The request
Pull each line holding the word "Nível" from the data.

════════════════

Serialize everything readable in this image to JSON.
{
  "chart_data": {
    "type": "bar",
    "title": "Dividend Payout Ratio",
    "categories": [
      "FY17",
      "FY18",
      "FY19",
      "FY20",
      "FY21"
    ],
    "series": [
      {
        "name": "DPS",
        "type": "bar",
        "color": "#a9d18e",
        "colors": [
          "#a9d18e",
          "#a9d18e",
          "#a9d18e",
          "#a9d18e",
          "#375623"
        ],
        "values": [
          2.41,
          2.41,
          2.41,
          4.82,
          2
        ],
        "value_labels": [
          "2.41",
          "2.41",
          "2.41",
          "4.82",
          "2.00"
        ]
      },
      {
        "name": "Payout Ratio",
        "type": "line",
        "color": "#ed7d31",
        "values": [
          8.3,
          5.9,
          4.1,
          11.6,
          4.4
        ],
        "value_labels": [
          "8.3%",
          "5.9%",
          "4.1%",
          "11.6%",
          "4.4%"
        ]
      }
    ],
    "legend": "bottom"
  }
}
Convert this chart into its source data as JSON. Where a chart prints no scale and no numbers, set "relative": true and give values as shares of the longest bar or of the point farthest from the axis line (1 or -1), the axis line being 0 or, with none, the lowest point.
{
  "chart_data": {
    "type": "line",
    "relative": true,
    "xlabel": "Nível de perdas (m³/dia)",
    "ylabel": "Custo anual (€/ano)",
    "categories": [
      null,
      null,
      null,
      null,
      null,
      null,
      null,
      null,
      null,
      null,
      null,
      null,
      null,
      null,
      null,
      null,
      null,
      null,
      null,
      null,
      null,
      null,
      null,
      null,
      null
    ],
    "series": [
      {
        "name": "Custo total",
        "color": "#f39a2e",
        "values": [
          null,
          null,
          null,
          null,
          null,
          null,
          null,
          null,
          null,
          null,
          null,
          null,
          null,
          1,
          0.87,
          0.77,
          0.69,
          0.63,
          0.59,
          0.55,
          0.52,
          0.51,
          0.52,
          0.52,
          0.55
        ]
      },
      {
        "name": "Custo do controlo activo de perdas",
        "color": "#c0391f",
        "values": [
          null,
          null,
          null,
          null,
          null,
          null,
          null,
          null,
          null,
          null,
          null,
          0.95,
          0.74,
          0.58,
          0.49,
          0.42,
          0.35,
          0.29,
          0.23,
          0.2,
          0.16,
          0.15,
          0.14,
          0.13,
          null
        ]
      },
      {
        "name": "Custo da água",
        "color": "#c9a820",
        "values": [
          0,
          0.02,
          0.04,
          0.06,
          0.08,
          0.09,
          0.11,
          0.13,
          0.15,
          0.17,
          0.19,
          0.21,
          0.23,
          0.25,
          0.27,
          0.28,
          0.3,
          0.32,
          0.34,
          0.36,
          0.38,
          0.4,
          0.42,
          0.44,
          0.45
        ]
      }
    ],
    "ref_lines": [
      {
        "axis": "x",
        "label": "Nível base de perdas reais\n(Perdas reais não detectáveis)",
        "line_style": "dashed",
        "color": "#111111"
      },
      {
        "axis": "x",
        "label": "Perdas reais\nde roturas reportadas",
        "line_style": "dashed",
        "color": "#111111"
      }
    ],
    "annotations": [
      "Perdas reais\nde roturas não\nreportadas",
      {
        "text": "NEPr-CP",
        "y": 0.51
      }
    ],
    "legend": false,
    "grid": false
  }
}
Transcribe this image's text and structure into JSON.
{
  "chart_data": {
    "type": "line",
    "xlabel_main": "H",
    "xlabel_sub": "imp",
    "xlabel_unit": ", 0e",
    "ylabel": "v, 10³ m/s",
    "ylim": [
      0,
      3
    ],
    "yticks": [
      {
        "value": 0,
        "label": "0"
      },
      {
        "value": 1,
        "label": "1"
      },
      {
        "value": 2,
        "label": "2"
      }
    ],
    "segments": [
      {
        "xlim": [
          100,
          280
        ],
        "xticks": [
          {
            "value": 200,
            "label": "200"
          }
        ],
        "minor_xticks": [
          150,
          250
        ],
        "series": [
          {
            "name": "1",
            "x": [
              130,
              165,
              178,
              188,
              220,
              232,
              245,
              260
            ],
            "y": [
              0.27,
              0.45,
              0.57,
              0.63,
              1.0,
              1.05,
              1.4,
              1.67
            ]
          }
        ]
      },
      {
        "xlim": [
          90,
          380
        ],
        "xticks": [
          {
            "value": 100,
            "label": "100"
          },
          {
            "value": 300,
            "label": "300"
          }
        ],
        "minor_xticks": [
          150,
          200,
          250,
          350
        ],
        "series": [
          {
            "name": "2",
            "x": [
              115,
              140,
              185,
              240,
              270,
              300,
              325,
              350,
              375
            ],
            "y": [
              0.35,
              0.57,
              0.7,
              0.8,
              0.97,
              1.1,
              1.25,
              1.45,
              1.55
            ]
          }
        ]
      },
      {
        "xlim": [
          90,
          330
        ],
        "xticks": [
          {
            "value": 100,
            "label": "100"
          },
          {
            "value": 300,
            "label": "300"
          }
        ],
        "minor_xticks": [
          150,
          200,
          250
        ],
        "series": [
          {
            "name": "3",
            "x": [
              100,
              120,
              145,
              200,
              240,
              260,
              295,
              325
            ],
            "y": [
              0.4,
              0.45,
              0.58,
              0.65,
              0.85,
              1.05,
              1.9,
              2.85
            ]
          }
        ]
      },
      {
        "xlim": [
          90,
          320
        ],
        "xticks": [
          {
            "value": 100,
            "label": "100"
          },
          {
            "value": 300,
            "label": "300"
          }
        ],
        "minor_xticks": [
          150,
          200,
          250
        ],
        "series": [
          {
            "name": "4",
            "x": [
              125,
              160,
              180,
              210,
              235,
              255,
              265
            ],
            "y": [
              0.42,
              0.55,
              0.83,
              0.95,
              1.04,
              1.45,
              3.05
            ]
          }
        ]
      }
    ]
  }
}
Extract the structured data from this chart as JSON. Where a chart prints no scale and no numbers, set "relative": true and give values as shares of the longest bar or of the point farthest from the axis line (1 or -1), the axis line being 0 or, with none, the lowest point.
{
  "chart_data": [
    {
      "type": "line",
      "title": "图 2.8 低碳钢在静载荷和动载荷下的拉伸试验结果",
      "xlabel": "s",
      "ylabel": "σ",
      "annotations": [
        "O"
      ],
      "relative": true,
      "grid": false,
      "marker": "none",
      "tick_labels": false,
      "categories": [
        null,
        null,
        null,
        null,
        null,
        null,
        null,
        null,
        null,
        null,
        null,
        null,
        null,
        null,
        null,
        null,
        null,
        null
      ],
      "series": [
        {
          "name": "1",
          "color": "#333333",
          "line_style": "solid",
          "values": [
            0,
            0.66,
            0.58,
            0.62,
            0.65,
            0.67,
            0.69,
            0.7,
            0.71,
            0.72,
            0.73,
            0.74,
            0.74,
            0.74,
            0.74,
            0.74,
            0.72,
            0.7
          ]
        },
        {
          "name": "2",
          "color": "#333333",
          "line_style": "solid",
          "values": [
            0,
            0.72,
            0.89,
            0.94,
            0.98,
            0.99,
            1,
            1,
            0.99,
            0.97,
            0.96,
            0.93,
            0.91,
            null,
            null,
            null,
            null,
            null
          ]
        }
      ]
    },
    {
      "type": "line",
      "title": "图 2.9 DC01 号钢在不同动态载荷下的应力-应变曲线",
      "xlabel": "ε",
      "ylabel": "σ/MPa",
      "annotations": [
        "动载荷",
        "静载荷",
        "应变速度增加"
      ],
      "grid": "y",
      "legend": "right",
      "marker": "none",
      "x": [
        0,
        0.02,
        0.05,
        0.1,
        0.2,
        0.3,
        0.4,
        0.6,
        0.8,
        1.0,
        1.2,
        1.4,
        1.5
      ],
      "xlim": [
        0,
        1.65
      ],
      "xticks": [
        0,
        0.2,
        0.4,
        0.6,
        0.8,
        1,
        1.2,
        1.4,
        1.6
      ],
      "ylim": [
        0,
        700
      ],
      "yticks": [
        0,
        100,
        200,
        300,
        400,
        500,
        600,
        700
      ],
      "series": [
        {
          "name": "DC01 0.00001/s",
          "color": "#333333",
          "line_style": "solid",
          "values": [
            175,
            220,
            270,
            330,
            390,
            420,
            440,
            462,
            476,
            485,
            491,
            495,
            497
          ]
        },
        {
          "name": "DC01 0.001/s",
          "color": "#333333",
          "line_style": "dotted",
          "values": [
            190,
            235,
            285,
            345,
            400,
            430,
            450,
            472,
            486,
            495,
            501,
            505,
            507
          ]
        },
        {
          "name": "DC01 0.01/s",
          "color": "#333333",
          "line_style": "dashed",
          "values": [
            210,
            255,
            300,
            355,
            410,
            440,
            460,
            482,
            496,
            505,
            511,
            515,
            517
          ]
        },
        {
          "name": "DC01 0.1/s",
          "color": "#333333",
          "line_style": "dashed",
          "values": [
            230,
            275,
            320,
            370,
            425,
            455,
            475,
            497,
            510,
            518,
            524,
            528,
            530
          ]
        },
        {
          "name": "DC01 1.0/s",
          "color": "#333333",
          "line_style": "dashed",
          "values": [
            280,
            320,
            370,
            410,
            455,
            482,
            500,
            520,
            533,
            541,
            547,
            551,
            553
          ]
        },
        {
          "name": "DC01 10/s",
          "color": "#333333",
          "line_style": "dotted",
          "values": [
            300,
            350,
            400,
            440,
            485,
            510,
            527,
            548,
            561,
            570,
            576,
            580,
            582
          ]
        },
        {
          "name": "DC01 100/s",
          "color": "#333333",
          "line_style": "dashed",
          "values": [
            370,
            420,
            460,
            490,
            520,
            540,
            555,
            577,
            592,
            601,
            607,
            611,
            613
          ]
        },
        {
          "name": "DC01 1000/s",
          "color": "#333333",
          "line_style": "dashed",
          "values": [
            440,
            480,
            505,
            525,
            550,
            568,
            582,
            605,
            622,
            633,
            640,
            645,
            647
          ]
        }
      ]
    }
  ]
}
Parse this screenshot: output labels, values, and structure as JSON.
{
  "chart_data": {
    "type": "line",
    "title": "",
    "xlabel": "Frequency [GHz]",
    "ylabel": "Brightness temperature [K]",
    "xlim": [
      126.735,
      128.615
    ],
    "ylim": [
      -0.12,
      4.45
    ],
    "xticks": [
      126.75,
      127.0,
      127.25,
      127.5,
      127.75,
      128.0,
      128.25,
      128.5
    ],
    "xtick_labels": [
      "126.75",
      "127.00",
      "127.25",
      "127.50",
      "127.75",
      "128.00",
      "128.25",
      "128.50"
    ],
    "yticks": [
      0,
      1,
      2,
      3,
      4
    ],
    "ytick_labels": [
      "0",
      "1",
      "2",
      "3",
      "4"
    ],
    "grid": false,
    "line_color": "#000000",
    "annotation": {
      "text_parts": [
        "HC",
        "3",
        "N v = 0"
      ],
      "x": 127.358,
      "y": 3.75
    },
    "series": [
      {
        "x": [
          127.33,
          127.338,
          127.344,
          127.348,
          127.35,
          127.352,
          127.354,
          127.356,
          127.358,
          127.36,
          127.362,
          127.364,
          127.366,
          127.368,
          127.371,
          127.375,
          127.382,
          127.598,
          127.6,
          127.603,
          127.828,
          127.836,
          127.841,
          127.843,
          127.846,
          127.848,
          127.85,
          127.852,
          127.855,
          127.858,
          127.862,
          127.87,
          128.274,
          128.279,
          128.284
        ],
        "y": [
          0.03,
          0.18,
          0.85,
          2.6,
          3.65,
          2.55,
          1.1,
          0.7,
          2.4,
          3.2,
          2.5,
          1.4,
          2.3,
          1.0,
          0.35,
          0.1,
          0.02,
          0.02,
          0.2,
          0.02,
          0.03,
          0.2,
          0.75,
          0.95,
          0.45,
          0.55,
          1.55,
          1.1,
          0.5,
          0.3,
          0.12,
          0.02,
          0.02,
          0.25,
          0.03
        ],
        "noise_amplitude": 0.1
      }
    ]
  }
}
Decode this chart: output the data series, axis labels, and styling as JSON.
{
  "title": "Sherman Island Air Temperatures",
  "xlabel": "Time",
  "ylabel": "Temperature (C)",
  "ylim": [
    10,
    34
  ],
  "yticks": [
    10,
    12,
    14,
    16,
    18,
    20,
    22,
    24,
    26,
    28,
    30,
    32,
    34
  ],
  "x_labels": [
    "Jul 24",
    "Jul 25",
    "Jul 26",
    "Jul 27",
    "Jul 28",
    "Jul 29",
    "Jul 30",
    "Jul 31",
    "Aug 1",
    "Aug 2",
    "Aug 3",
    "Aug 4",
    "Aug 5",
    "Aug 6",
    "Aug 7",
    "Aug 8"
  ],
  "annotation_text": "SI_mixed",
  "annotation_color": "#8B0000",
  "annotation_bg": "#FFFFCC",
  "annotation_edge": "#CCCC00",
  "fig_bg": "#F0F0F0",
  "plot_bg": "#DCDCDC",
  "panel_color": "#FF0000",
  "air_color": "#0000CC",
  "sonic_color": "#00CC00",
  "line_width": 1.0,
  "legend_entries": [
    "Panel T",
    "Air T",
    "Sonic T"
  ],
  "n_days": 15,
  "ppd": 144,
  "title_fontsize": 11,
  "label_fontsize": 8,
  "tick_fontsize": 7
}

════════════════

Exercise result
    "xlabel": "Nível de perdas (m³/dia)",
        "label": "Nível base de perdas reais\n(Perdas reais não detectáveis)",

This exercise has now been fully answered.